Recorded data:
+ + + +
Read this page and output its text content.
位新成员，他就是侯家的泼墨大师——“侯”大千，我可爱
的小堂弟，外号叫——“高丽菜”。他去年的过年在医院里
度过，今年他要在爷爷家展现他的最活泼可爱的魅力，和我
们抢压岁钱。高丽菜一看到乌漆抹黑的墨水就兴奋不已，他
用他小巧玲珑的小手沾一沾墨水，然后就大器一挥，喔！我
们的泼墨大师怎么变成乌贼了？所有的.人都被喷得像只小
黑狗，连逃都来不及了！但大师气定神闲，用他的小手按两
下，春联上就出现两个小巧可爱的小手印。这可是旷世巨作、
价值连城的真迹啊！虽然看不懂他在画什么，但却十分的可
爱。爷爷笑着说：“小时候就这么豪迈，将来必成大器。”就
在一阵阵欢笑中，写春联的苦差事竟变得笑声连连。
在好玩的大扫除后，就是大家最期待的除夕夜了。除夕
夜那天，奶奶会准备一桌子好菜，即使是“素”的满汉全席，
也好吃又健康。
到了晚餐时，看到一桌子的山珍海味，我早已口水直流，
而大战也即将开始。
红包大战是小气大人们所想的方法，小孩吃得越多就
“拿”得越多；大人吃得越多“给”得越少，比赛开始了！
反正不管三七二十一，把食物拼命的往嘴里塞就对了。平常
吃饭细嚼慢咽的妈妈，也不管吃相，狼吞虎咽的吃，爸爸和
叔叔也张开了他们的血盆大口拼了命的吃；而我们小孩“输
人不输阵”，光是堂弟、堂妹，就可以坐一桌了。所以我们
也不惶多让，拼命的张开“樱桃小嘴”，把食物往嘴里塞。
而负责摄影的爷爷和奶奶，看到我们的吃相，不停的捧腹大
+ + + +
Give back each line above precisely as it stands.

Read this page and output its text content.
位新成员，他就是侯家的泼墨大师——“侯”大千，我可爱
的小堂弟，外号叫——“高丽菜”。他去年的过年在医院里
度过，今年他要在爷爷家展现他的最活泼可爱的魅力，和我
们抢压岁钱。高丽菜一看到乌漆抹黑的墨水就兴奋不已，他
用他小巧玲珑的小手沾一沾墨水，然后就大器一挥，喔！我
们的泼墨大师怎么变成乌贼了？所有的.人都被喷得像只小
黑狗，连逃都来不及了！但大师气定神闲，用他的小手按两
下，春联上就出现两个小巧可爱的小手印。这可是旷世巨作、
价值连城的真迹啊！虽然看不懂他在画什么，但却十分的可
爱。爷爷笑着说：“小时候就这么豪迈，将来必成大器。”就
在一阵阵欢笑中，写春联的苦差事竟变得笑声连连。
在好玩的大扫除后，就是大家最期待的除夕夜了。除夕
夜那天，奶奶会准备一桌子好菜，即使是“素”的满汉全席，
也好吃又健康。
到了晚餐时，看到一桌子的山珍海味，我早已口水直流，
而大战也即将开始。
红包大战是小气大人们所想的方法，小孩吃得越多就
“拿”得越多；大人吃得越多“给”得越少，比赛开始了！
反正不管三七二十一，把食物拼命的往嘴里塞就对了。平常
吃饭细嚼慢咽的妈妈，也不管吃相，狼吞虎咽的吃，爸爸和
叔叔也张开了他们的血盆大口拼了命的吃；而我们小孩“输
人不输阵”，光是堂弟、堂妹，就可以坐一桌了。所以我们
也不惶多让，拼命的张开“樱桃小嘴”，把食物往嘴里塞。
而负责摄影的爷爷和奶奶，看到我们的吃相，不停的捧腹大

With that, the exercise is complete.